Written instruction | Tally the lines below that contain the word "this", and give only that number.

[Entries with figure data]
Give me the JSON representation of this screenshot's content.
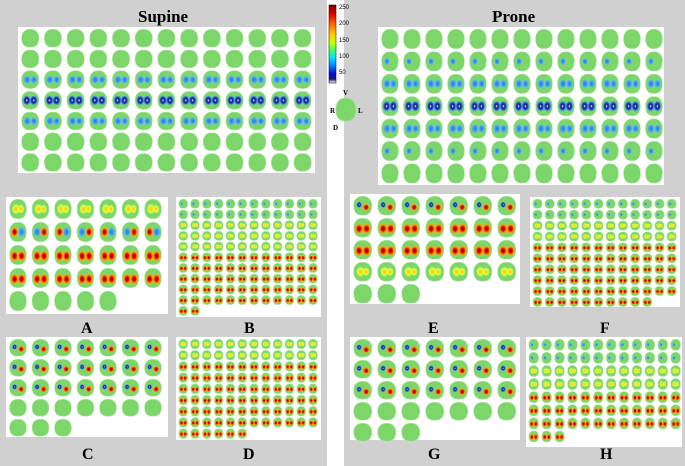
{
  "titles": {
    "supine": "Supine",
    "prone": "Prone"
  },
  "panel_labels": {
    "A": "A",
    "B": "B",
    "C": "C",
    "D": "D",
    "E": "E",
    "F": "F",
    "G": "G",
    "H": "H"
  },
  "colorbar": {
    "ticks": [
      "250",
      "200",
      "150",
      "100",
      "50"
    ],
    "colors": [
      "#7b0000",
      "#e60000",
      "#ff6a00",
      "#ffd000",
      "#c8ff00",
      "#40ff60",
      "#00e0ff",
      "#0080ff",
      "#0010d0",
      "#1a1a80",
      "#ffffff"
    ]
  },
  "orientation": {
    "top": "V",
    "bottom": "D",
    "left": "R",
    "right": "L"
  },
  "palette": {
    "background_gray": "#d0d0d0",
    "neutral_green": "#7cd66a",
    "cool_blue": "#1f4fd8",
    "warm_red": "#d81e10"
  }
}
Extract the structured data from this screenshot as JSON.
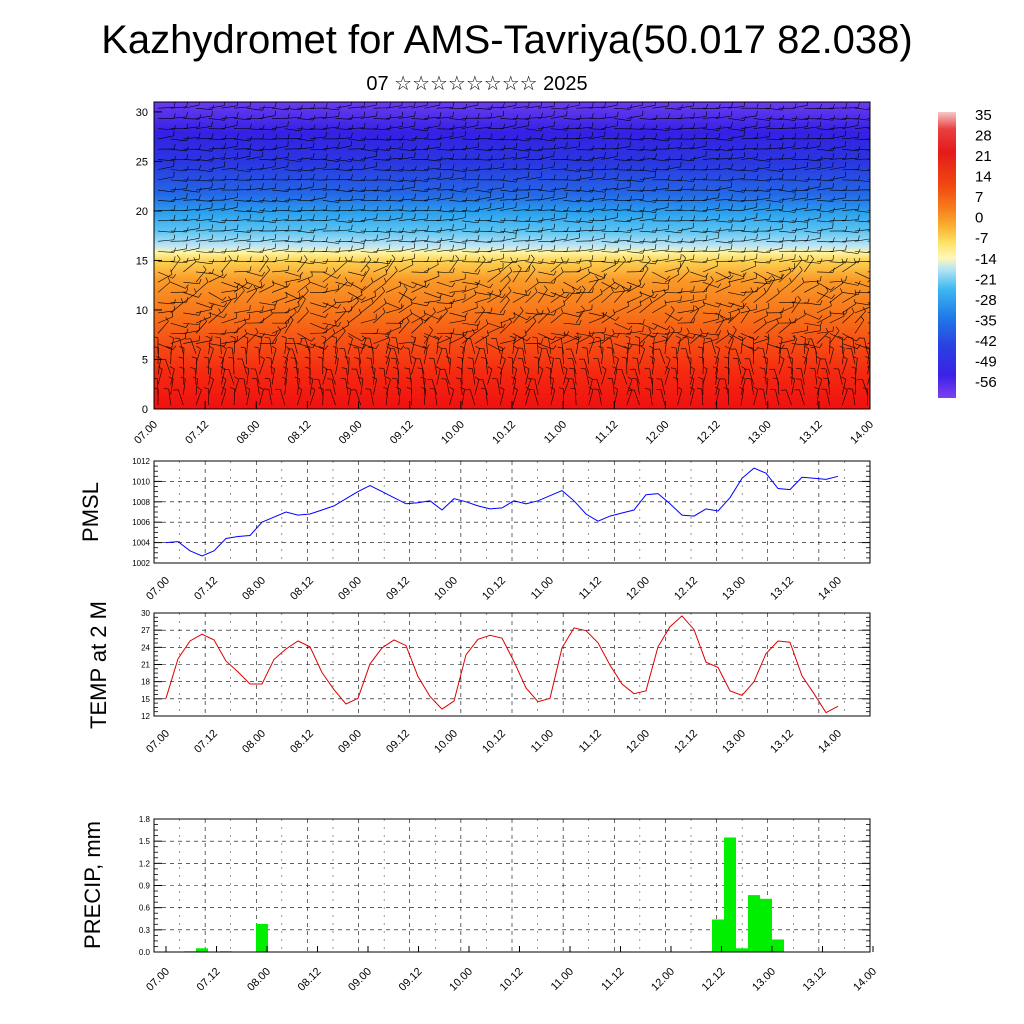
{
  "header": {
    "title": "Kazhydromet for AMS-Tavriya(50.017 82.038)",
    "subtitle": "07 ☆☆☆☆☆☆☆☆ 2025"
  },
  "chart_data": [
    {
      "type": "heatmap",
      "name": "cross-section",
      "xlabel": "",
      "ylabel": "",
      "x_ticks": [
        "07.00",
        "07.12",
        "08.00",
        "08.12",
        "09.00",
        "09.12",
        "10.00",
        "10.12",
        "11.00",
        "11.12",
        "12.00",
        "12.12",
        "13.00",
        "13.12",
        "14.00"
      ],
      "y_ticks": [
        0,
        5,
        10,
        15,
        20,
        25,
        30
      ],
      "ylim": [
        0,
        31
      ],
      "colorbar": {
        "labels": [
          "35",
          "28",
          "21",
          "14",
          "7",
          "0",
          "-7",
          "-14",
          "-21",
          "-28",
          "-35",
          "-42",
          "-49",
          "-56"
        ],
        "colors": [
          "#f6c0c0",
          "#e52020",
          "#f03010",
          "#f55a10",
          "#f88a20",
          "#fbb23a",
          "#fce86a",
          "#fff7b0",
          "#a0dcf0",
          "#30b4f0",
          "#2070e8",
          "#2840e0",
          "#3a20e8",
          "#7a40f0"
        ]
      },
      "annotation": "wind barbs"
    },
    {
      "type": "line",
      "name": "pmsl",
      "ylabel": "PMSL",
      "ylim": [
        1002,
        1012
      ],
      "y_ticks": [
        "1002",
        "1004",
        "1006",
        "1008",
        "1010",
        "1012"
      ],
      "x_ticks": [
        "07.00",
        "07.12",
        "08.00",
        "08.12",
        "09.00",
        "09.12",
        "10.00",
        "10.12",
        "11.00",
        "11.12",
        "12.00",
        "12.12",
        "13.00",
        "13.12",
        "14.00"
      ],
      "color": "#0000ff",
      "values": [
        1004.0,
        1004.1,
        1003.2,
        1002.7,
        1003.2,
        1004.4,
        1004.6,
        1004.7,
        1006.0,
        1006.5,
        1007.0,
        1006.7,
        1006.8,
        1007.2,
        1007.6,
        1008.3,
        1009.0,
        1009.6,
        1009.0,
        1008.4,
        1007.8,
        1007.9,
        1008.1,
        1007.2,
        1008.3,
        1008.0,
        1007.6,
        1007.3,
        1007.4,
        1008.1,
        1007.8,
        1008.1,
        1008.6,
        1009.1,
        1008.1,
        1006.8,
        1006.1,
        1006.6,
        1006.9,
        1007.2,
        1008.7,
        1008.8,
        1007.8,
        1006.7,
        1006.6,
        1007.3,
        1007.1,
        1008.4,
        1010.3,
        1011.3,
        1010.8,
        1009.3,
        1009.2,
        1010.4,
        1010.3,
        1010.2,
        1010.5
      ]
    },
    {
      "type": "line",
      "name": "temp2m",
      "ylabel": "TEMP at 2 M",
      "ylim": [
        12,
        30
      ],
      "y_ticks": [
        "12",
        "15",
        "18",
        "21",
        "24",
        "27",
        "30"
      ],
      "x_ticks": [
        "07.00",
        "07.12",
        "08.00",
        "08.12",
        "09.00",
        "09.12",
        "10.00",
        "10.12",
        "11.00",
        "11.12",
        "12.00",
        "12.12",
        "13.00",
        "13.12",
        "14.00"
      ],
      "color": "#dd0000",
      "values": [
        15.1,
        22.0,
        25.1,
        26.3,
        25.3,
        21.6,
        19.7,
        17.6,
        17.6,
        21.9,
        23.7,
        25.1,
        24.1,
        19.6,
        16.6,
        14.1,
        15.1,
        21.1,
        23.9,
        25.3,
        24.3,
        18.9,
        15.4,
        13.2,
        14.6,
        22.7,
        25.4,
        26.1,
        25.6,
        21.5,
        16.9,
        14.5,
        15.1,
        23.9,
        27.4,
        26.9,
        24.8,
        20.9,
        17.6,
        15.9,
        16.4,
        24.1,
        27.6,
        29.5,
        27.1,
        21.4,
        20.5,
        16.4,
        15.6,
        18.0,
        22.9,
        25.1,
        24.9,
        19.0,
        15.9,
        12.6,
        13.7
      ]
    },
    {
      "type": "bar",
      "name": "precip",
      "ylabel": "PRECIP, mm",
      "ylim": [
        0,
        1.8
      ],
      "y_ticks": [
        "0.0",
        "0.3",
        "0.6",
        "0.9",
        "1.2",
        "1.5",
        "1.8"
      ],
      "x_ticks": [
        "07.00",
        "07.12",
        "08.00",
        "08.12",
        "09.00",
        "09.12",
        "10.00",
        "10.12",
        "11.00",
        "11.12",
        "12.00",
        "12.12",
        "13.00",
        "13.12",
        "14.00"
      ],
      "color": "#00ee00",
      "values": [
        0,
        0,
        0.01,
        0.05,
        0,
        0.01,
        0,
        0,
        0.38,
        0,
        0,
        0,
        0,
        0,
        0,
        0,
        0,
        0,
        0,
        0,
        0,
        0,
        0,
        0,
        0,
        0,
        0,
        0,
        0,
        0,
        0,
        0,
        0,
        0,
        0,
        0,
        0,
        0,
        0,
        0,
        0,
        0,
        0,
        0,
        0,
        0.01,
        0.44,
        1.55,
        0.05,
        0.77,
        0.72,
        0.17,
        0,
        0,
        0,
        0,
        0
      ]
    }
  ]
}
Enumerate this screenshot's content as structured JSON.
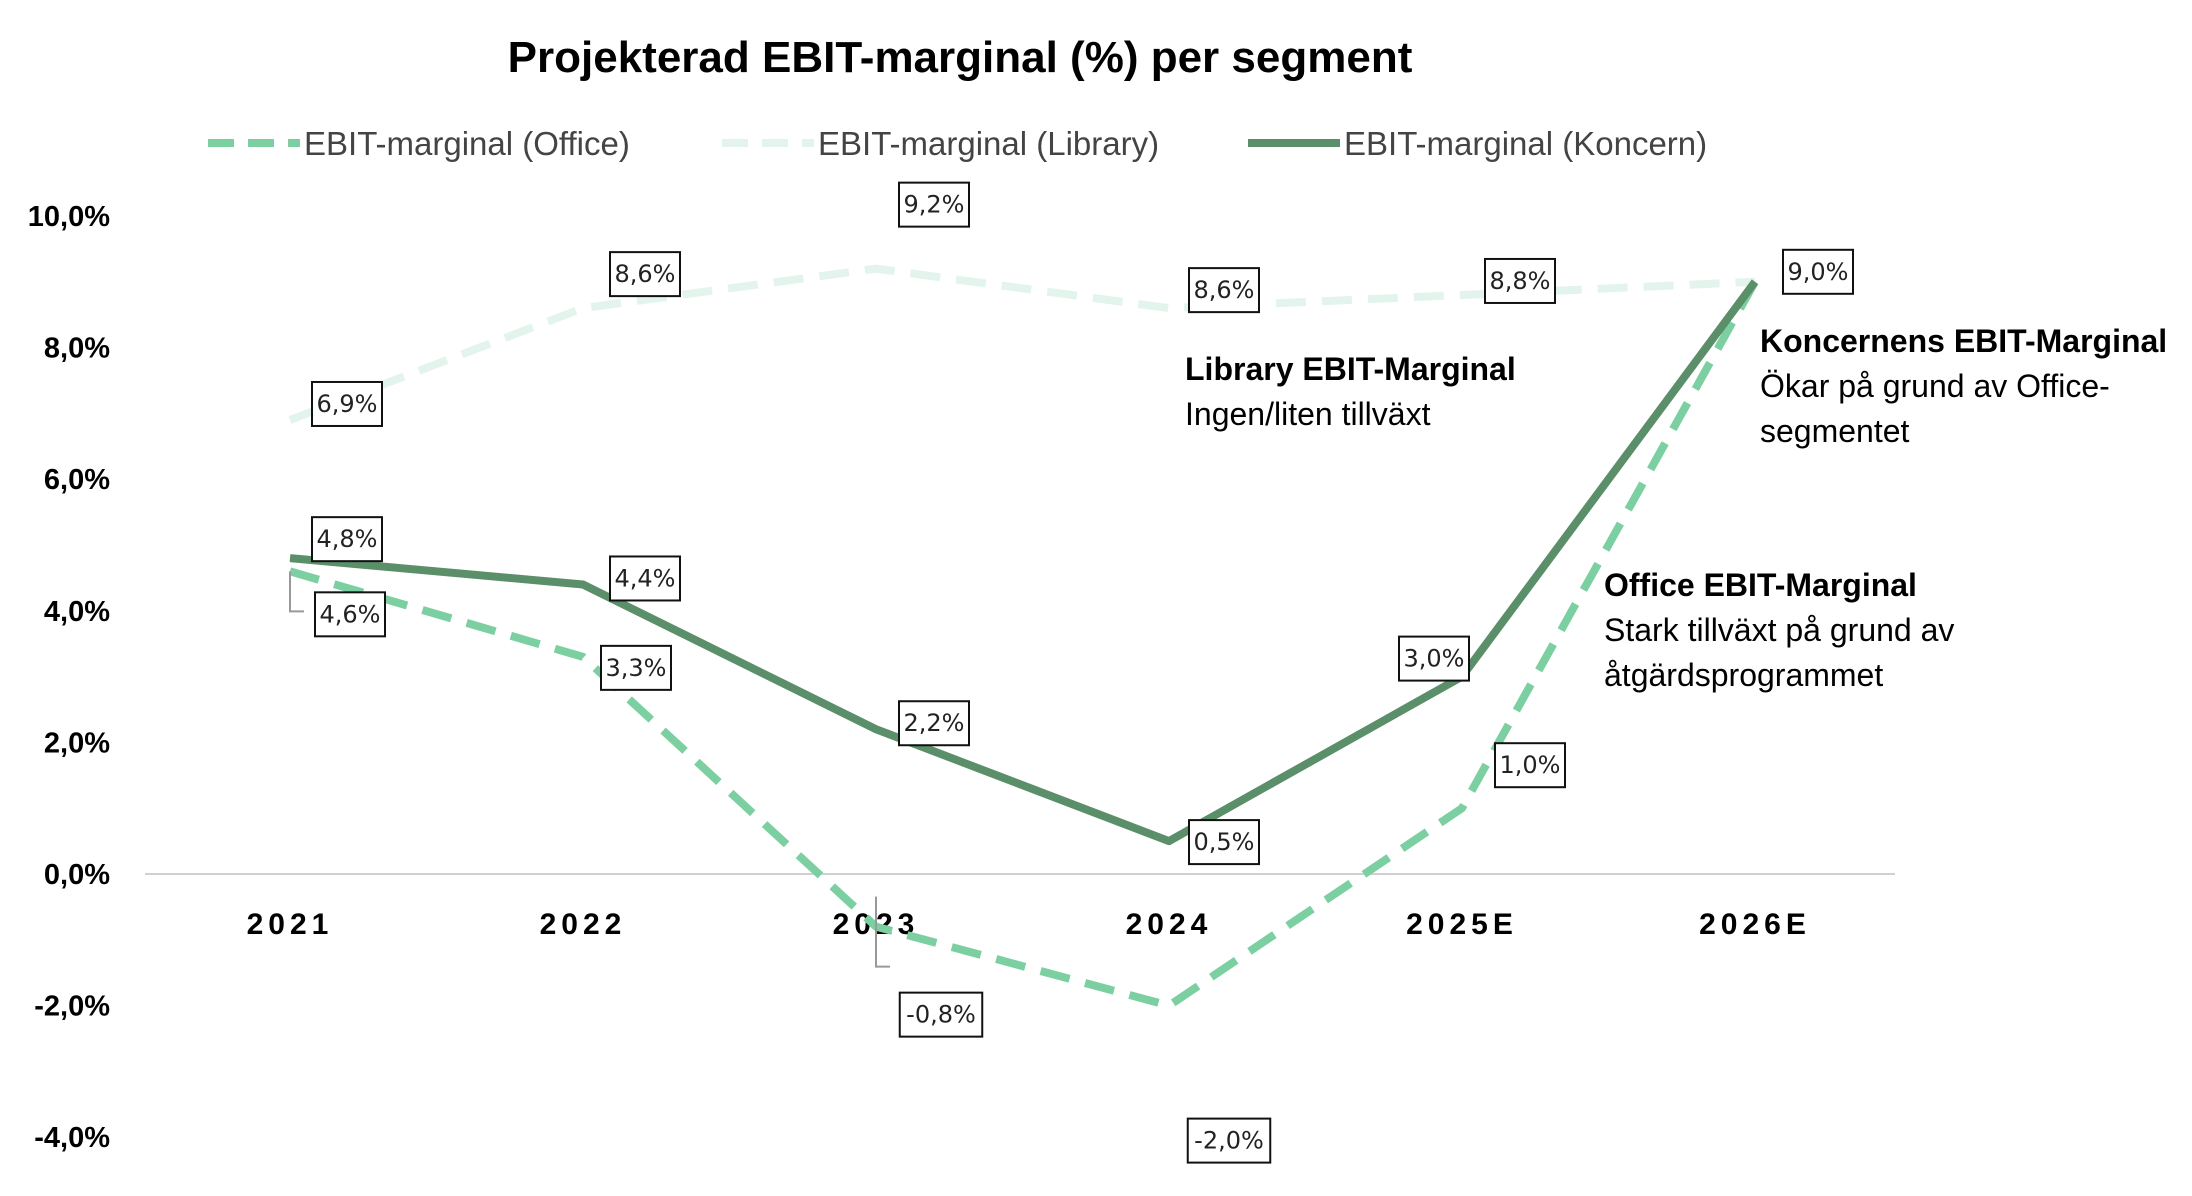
{
  "chart_data": {
    "type": "line",
    "title": "Projekterad EBIT-marginal (%) per segment",
    "categories": [
      "2021",
      "2022",
      "2023",
      "2024",
      "2025E",
      "2026E"
    ],
    "ylim": [
      -4.0,
      10.0
    ],
    "yticks": [
      "10,0%",
      "8,0%",
      "6,0%",
      "4,0%",
      "2,0%",
      "0,0%",
      "-2,0%",
      "-4,0%"
    ],
    "legend_position": "top",
    "grid": false,
    "series": [
      {
        "name": "EBIT-marginal (Office)",
        "values": [
          4.6,
          3.3,
          -0.8,
          -2.0,
          1.0,
          9.0
        ],
        "labels": [
          "4,6%",
          "3,3%",
          "-0,8%",
          "-2,0%",
          "1,0%",
          ""
        ],
        "color": "#7ccfa0",
        "style": "dashed"
      },
      {
        "name": "EBIT-marginal (Library)",
        "values": [
          6.9,
          8.6,
          9.2,
          8.6,
          8.8,
          9.0
        ],
        "labels": [
          "6,9%",
          "8,6%",
          "9,2%",
          "8,6%",
          "8,8%",
          ""
        ],
        "color": "#e3f4ec",
        "style": "dashed"
      },
      {
        "name": "EBIT-marginal (Koncern)",
        "values": [
          4.8,
          4.4,
          2.2,
          0.5,
          3.0,
          9.0
        ],
        "labels": [
          "4,8%",
          "4,4%",
          "2,2%",
          "0,5%",
          "3,0%",
          "9,0%"
        ],
        "color": "#5a8f6a",
        "style": "solid"
      }
    ],
    "annotations": [
      {
        "title": "Library EBIT-Marginal",
        "lines": [
          "Ingen/liten tillväxt"
        ]
      },
      {
        "title": "Koncernens EBIT-Marginal",
        "lines": [
          "Ökar på grund av Office-",
          "segmentet"
        ]
      },
      {
        "title": "Office EBIT-Marginal",
        "lines": [
          "Stark tillväxt på grund av",
          "åtgärdsprogrammet"
        ]
      }
    ]
  }
}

Output | 3